### Problem statement:
Show all lines from the listing below that contain "Ἰωσὴφ".

(Saved entries)

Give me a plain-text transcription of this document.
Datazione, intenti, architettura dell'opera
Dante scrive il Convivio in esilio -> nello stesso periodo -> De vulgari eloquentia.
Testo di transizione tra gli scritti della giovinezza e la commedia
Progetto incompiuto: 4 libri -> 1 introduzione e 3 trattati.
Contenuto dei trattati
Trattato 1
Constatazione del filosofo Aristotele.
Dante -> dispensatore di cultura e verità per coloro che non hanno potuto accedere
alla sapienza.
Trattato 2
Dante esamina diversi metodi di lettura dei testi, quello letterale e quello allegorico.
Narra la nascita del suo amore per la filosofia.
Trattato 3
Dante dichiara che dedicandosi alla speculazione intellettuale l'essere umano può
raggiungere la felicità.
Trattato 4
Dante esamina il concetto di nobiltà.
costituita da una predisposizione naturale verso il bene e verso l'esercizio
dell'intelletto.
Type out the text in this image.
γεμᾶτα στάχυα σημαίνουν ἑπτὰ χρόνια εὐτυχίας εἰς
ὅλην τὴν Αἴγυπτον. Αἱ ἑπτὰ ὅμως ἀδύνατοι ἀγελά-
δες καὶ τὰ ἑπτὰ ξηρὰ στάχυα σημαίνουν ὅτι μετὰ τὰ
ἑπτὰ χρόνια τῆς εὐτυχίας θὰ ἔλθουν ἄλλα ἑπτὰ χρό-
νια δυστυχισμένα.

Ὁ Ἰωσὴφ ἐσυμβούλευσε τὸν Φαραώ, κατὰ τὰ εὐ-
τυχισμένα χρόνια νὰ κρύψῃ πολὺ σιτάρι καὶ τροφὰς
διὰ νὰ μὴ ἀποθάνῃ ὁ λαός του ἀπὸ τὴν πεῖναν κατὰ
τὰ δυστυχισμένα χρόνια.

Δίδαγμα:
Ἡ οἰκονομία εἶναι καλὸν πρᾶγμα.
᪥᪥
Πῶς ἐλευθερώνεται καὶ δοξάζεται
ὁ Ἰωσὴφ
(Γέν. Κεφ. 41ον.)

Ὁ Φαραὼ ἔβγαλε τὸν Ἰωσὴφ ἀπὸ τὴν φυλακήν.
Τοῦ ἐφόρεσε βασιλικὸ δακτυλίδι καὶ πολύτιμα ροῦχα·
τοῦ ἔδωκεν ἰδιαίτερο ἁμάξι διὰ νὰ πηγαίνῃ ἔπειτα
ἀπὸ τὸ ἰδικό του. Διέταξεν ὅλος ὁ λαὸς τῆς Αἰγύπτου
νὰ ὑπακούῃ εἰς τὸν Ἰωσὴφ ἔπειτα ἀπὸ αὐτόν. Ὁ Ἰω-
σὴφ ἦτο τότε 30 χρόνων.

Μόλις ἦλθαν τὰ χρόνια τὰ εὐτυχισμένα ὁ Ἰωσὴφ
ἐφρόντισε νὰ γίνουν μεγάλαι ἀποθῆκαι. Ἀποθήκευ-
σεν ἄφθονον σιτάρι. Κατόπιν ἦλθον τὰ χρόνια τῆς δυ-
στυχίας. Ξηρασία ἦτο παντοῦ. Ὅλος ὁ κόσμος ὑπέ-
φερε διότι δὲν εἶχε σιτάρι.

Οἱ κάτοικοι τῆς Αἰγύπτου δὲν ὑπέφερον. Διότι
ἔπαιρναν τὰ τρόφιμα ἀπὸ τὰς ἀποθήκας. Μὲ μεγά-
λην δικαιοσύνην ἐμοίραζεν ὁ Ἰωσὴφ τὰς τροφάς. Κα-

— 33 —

### Output for this task:
Ὁ Ἰωσὴφ ἐσυμβούλευσε τὸν Φαραώ, κατὰ τὰ εὐ-
ὁ Ἰωσὴφ
Ὁ Φαραὼ ἔβγαλε τὸν Ἰωσὴφ ἀπὸ τὴν φυλακήν.
νὰ ὑπακούῃ εἰς τὸν Ἰωσὴφ ἔπειτα ἀπὸ αὐτόν. Ὁ Ἰω-
Μόλις ἦλθαν τὰ χρόνια τὰ εὐτυχισμένα ὁ Ἰωσὴφ
λην δικαιοσύνην ἐμοίραζεν ὁ Ἰωσὴφ τὰς τροφάς. Κα-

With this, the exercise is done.